§ **Material supplied**
********************
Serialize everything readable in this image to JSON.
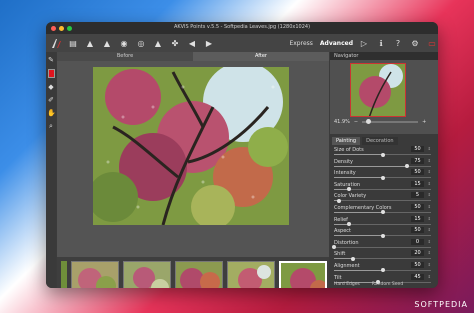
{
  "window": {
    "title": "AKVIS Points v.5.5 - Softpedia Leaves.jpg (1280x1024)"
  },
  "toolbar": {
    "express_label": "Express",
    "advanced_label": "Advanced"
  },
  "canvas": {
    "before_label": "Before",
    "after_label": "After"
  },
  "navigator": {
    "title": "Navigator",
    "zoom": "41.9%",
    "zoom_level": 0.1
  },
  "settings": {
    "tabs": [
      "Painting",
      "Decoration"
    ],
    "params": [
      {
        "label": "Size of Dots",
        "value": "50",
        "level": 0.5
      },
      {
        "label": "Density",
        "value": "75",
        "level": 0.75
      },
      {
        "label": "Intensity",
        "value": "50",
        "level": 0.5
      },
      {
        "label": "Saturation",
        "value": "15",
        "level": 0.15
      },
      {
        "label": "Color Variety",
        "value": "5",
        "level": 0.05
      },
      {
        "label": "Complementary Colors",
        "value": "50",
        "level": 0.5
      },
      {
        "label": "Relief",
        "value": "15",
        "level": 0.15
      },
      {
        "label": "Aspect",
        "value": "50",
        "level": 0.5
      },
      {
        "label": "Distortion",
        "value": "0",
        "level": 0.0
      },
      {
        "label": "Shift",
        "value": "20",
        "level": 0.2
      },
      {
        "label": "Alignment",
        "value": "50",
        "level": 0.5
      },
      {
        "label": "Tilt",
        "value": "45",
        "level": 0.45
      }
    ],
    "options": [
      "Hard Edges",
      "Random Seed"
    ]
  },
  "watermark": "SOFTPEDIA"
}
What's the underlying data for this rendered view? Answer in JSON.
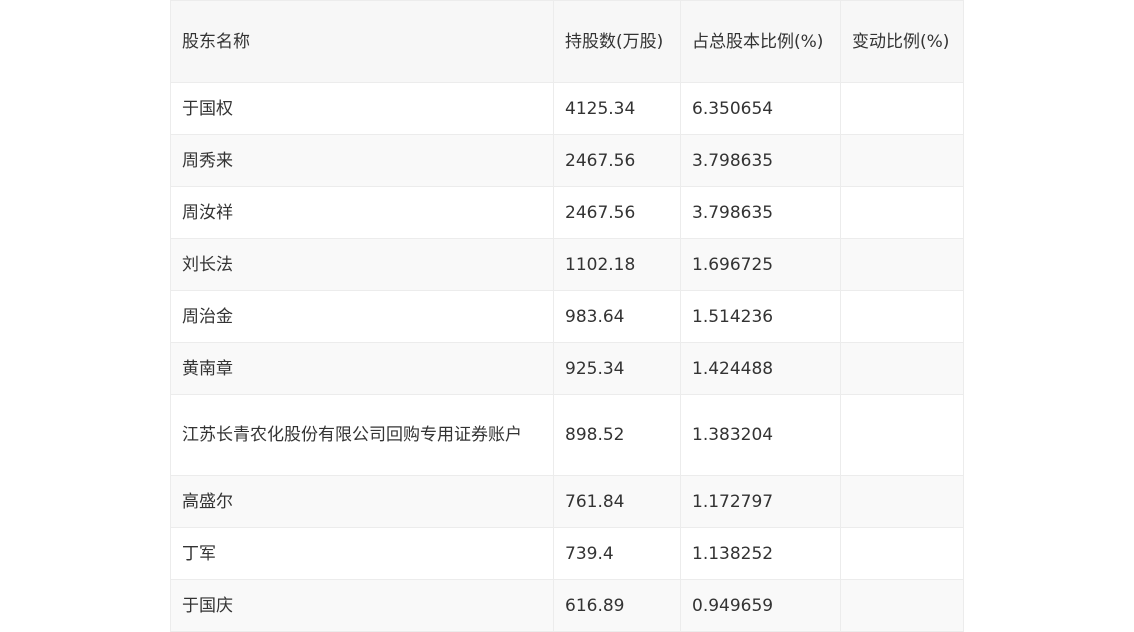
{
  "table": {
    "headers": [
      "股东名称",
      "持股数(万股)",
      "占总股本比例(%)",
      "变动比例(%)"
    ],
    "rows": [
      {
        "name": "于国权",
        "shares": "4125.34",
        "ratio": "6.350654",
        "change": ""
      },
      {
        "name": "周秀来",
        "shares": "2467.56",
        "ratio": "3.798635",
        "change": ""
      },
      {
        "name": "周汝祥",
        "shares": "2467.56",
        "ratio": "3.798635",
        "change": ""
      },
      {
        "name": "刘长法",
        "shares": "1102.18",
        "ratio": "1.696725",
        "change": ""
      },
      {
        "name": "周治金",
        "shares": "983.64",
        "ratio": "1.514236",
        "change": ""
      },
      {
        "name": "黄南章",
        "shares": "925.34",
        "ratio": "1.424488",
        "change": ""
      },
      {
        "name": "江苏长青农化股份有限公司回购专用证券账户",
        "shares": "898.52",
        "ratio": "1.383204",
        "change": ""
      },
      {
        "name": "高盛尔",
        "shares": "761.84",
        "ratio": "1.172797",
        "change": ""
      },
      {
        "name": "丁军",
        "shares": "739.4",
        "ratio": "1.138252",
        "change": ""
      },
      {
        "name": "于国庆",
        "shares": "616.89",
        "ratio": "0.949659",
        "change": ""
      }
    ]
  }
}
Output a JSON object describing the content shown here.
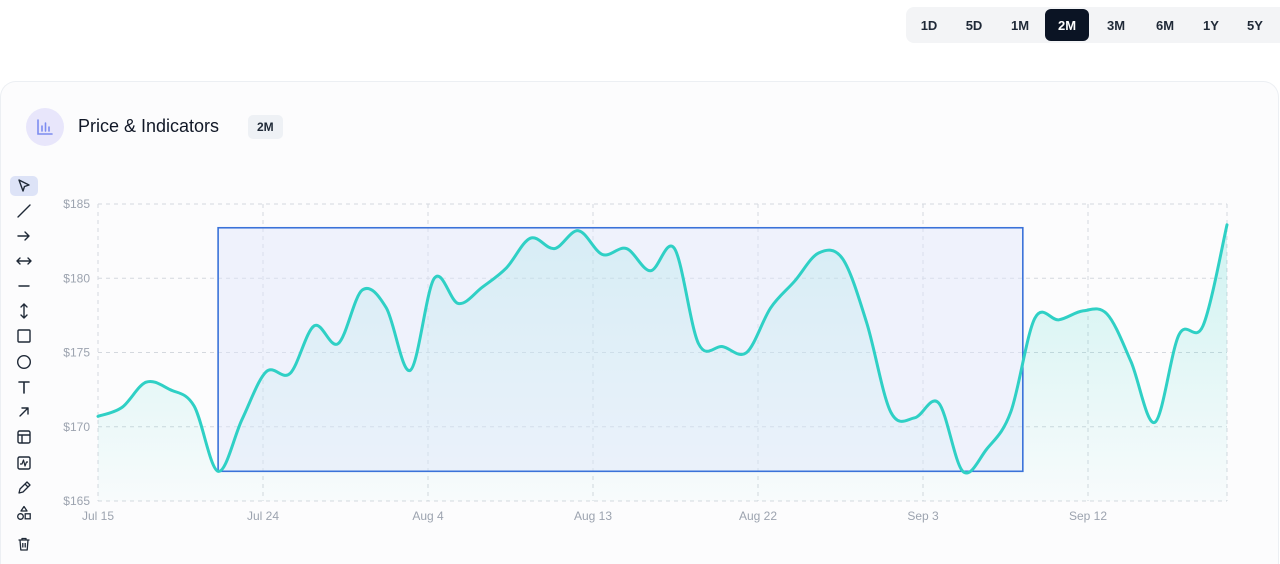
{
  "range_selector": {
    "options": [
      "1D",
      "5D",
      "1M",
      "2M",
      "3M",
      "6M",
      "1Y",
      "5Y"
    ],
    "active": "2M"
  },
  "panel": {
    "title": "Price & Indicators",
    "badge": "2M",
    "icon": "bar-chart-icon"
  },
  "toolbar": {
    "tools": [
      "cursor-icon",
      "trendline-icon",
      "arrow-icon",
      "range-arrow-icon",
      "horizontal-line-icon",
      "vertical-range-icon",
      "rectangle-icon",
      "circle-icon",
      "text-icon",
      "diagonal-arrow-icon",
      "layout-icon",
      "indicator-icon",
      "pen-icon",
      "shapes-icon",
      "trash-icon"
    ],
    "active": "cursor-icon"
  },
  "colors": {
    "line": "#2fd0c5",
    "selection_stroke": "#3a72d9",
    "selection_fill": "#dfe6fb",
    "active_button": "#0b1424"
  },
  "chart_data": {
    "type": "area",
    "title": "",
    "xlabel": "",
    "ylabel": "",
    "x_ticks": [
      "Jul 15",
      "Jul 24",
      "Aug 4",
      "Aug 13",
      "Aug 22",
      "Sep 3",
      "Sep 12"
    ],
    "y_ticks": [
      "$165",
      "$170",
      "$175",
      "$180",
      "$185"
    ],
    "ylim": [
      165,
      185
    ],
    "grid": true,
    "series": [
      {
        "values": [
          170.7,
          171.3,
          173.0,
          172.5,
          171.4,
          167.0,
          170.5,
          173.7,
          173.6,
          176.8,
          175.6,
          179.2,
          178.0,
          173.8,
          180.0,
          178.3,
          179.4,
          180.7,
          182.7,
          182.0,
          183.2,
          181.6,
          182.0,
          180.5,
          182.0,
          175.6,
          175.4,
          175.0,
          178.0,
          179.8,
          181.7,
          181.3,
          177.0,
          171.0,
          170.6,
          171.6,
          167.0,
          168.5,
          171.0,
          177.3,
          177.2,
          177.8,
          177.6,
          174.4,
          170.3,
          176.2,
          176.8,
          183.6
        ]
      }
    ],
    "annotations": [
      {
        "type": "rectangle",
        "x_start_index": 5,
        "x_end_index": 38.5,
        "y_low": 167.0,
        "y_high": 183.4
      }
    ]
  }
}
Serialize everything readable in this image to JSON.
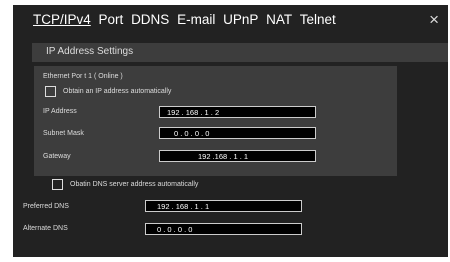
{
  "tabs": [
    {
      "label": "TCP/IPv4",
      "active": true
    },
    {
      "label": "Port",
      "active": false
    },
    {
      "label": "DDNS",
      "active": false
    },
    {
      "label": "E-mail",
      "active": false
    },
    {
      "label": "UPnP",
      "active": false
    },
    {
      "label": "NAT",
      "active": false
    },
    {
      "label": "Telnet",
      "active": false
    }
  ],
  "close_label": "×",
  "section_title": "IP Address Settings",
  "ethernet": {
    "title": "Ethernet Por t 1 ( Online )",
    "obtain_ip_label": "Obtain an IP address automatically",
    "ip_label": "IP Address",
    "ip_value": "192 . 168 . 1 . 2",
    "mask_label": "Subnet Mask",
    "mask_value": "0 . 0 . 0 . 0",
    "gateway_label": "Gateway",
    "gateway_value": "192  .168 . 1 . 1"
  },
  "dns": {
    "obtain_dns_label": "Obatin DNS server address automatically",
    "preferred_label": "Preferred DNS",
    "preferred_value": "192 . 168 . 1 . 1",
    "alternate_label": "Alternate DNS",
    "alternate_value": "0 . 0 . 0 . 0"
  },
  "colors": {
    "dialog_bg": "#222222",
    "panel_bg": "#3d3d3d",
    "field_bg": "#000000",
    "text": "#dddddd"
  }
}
********************
§ **What to do**
Except for the pictures, copy every line of the records above exactly.

§ **Result of the exercise**
Serialize everything readable in this image to JSON.
{
  "window": {
    "title": "AKVIS Points v.5.5 - Softpedia Leaves.jpg (1280x1024)"
  },
  "toolbar": {
    "express_label": "Express",
    "advanced_label": "Advanced"
  },
  "canvas": {
    "before_label": "Before",
    "after_label": "After"
  },
  "navigator": {
    "title": "Navigator",
    "zoom": "41.9%",
    "zoom_level": 0.1
  },
  "settings": {
    "tabs": [
      "Painting",
      "Decoration"
    ],
    "params": [
      {
        "label": "Size of Dots",
        "value": "50",
        "level": 0.5
      },
      {
        "label": "Density",
        "value": "75",
        "level": 0.75
      },
      {
        "label": "Intensity",
        "value": "50",
        "level": 0.5
      },
      {
        "label": "Saturation",
        "value": "15",
        "level": 0.15
      },
      {
        "label": "Color Variety",
        "value": "5",
        "level": 0.05
      },
      {
        "label": "Complementary Colors",
        "value": "50",
        "level": 0.5
      },
      {
        "label": "Relief",
        "value": "15",
        "level": 0.15
      },
      {
        "label": "Aspect",
        "value": "50",
        "level": 0.5
      },
      {
        "label": "Distortion",
        "value": "0",
        "level": 0.0
      },
      {
        "label": "Shift",
        "value": "20",
        "level": 0.2
      },
      {
        "label": "Alignment",
        "value": "50",
        "level": 0.5
      },
      {
        "label": "Tilt",
        "value": "45",
        "level": 0.45
      }
    ],
    "options": [
      "Hard Edges",
      "Random Seed"
    ]
  },
  "watermark": "SOFTPEDIA"
}
What's the underlying data for this rendered view? Answer in JSON.
{
  "table": {
    "headers": [
      "股东名称",
      "持股数(万股)",
      "占总股本比例(%)",
      "变动比例(%)"
    ],
    "rows": [
      {
        "name": "于国权",
        "shares": "4125.34",
        "ratio": "6.350654",
        "change": ""
      },
      {
        "name": "周秀来",
        "shares": "2467.56",
        "ratio": "3.798635",
        "change": ""
      },
      {
        "name": "周汝祥",
        "shares": "2467.56",
        "ratio": "3.798635",
        "change": ""
      },
      {
        "name": "刘长法",
        "shares": "1102.18",
        "ratio": "1.696725",
        "change": ""
      },
      {
        "name": "周治金",
        "shares": "983.64",
        "ratio": "1.514236",
        "change": ""
      },
      {
        "name": "黄南章",
        "shares": "925.34",
        "ratio": "1.424488",
        "change": ""
      },
      {
        "name": "江苏长青农化股份有限公司回购专用证券账户",
        "shares": "898.52",
        "ratio": "1.383204",
        "change": ""
      },
      {
        "name": "高盛尔",
        "shares": "761.84",
        "ratio": "1.172797",
        "change": ""
      },
      {
        "name": "丁军",
        "shares": "739.4",
        "ratio": "1.138252",
        "change": ""
      },
      {
        "name": "于国庆",
        "shares": "616.89",
        "ratio": "0.949659",
        "change": ""
      }
    ]
  }
}
Output a JSON object describing the content shown here.
{
  "range_selector": {
    "options": [
      "1D",
      "5D",
      "1M",
      "2M",
      "3M",
      "6M",
      "1Y",
      "5Y"
    ],
    "active": "2M"
  },
  "panel": {
    "title": "Price & Indicators",
    "badge": "2M",
    "icon": "bar-chart-icon"
  },
  "toolbar": {
    "tools": [
      "cursor-icon",
      "trendline-icon",
      "arrow-icon",
      "range-arrow-icon",
      "horizontal-line-icon",
      "vertical-range-icon",
      "rectangle-icon",
      "circle-icon",
      "text-icon",
      "diagonal-arrow-icon",
      "layout-icon",
      "indicator-icon",
      "pen-icon",
      "shapes-icon",
      "trash-icon"
    ],
    "active": "cursor-icon"
  },
  "colors": {
    "line": "#2fd0c5",
    "selection_stroke": "#3a72d9",
    "selection_fill": "#dfe6fb",
    "active_button": "#0b1424"
  },
  "chart_data": {
    "type": "area",
    "title": "",
    "xlabel": "",
    "ylabel": "",
    "x_ticks": [
      "Jul 15",
      "Jul 24",
      "Aug 4",
      "Aug 13",
      "Aug 22",
      "Sep 3",
      "Sep 12"
    ],
    "y_ticks": [
      "$165",
      "$170",
      "$175",
      "$180",
      "$185"
    ],
    "ylim": [
      165,
      185
    ],
    "grid": true,
    "series": [
      {
        "values": [
          170.7,
          171.3,
          173.0,
          172.5,
          171.4,
          167.0,
          170.5,
          173.7,
          173.6,
          176.8,
          175.6,
          179.2,
          178.0,
          173.8,
          180.0,
          178.3,
          179.4,
          180.7,
          182.7,
          182.0,
          183.2,
          181.6,
          182.0,
          180.5,
          182.0,
          175.6,
          175.4,
          175.0,
          178.0,
          179.8,
          181.7,
          181.3,
          177.0,
          171.0,
          170.6,
          171.6,
          167.0,
          168.5,
          171.0,
          177.3,
          177.2,
          177.8,
          177.6,
          174.4,
          170.3,
          176.2,
          176.8,
          183.6
        ]
      }
    ],
    "annotations": [
      {
        "type": "rectangle",
        "x_start_index": 5,
        "x_end_index": 38.5,
        "y_low": 167.0,
        "y_high": 183.4
      }
    ]
  }
}
Serialize everything readable in this image to JSON.
{
  "tabs": [
    {
      "label": "TCP/IPv4",
      "active": true
    },
    {
      "label": "Port",
      "active": false
    },
    {
      "label": "DDNS",
      "active": false
    },
    {
      "label": "E-mail",
      "active": false
    },
    {
      "label": "UPnP",
      "active": false
    },
    {
      "label": "NAT",
      "active": false
    },
    {
      "label": "Telnet",
      "active": false
    }
  ],
  "close_label": "×",
  "section_title": "IP Address Settings",
  "ethernet": {
    "title": "Ethernet Por t 1 ( Online )",
    "obtain_ip_label": "Obtain an IP address automatically",
    "ip_label": "IP Address",
    "ip_value": "192 . 168 . 1 . 2",
    "mask_label": "Subnet Mask",
    "mask_value": "0 . 0 . 0 . 0",
    "gateway_label": "Gateway",
    "gateway_value": "192  .168 . 1 . 1"
  },
  "dns": {
    "obtain_dns_label": "Obatin DNS server address automatically",
    "preferred_label": "Preferred DNS",
    "preferred_value": "192 . 168 . 1 . 1",
    "alternate_label": "Alternate DNS",
    "alternate_value": "0 . 0 . 0 . 0"
  },
  "colors": {
    "dialog_bg": "#222222",
    "panel_bg": "#3d3d3d",
    "field_bg": "#000000",
    "text": "#dddddd"
  }
}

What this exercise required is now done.